WHAT THIS TASK INVOLVES: Going through the material below, please gather all lines with the word "netlify" in them.

RECORDS FOR THE TASK:
════════════════

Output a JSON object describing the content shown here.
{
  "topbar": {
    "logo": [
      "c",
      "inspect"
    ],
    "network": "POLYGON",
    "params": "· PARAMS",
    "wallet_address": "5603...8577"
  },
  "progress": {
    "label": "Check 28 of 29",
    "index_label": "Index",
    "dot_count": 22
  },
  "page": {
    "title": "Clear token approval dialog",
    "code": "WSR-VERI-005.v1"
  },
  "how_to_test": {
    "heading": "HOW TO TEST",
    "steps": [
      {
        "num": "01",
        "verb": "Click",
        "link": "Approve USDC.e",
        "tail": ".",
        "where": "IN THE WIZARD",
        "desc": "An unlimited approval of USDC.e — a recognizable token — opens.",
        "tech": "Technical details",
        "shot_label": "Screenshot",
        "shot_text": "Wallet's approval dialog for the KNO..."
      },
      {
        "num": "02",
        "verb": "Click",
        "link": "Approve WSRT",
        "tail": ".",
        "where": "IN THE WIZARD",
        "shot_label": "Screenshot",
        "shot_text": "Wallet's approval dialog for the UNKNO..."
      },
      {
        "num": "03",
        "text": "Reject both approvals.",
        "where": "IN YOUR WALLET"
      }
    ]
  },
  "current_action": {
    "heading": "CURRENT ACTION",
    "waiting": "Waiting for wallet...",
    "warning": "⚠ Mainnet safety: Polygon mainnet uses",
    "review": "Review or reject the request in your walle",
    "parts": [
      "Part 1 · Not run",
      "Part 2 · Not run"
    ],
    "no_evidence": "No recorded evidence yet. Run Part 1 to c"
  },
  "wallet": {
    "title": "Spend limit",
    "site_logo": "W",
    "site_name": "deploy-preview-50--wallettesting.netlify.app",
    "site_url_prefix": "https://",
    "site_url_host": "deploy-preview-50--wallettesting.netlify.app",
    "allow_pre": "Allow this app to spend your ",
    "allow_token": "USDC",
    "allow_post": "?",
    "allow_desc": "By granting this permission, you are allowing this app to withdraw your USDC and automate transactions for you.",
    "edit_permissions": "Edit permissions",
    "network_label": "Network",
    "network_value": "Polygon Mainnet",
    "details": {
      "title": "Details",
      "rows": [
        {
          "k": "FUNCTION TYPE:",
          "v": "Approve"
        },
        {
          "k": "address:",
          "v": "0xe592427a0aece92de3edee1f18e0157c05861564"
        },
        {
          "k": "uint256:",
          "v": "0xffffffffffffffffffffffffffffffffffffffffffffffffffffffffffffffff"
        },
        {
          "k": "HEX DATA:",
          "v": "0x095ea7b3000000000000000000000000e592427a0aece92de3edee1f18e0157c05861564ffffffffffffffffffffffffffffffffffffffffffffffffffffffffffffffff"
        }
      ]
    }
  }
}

════════════════

FINAL RESULT:
    "site_name": "deploy-preview-50--wallettesting.netlify.app",
    "site_url_host": "deploy-preview-50--wallettesting.netlify.app",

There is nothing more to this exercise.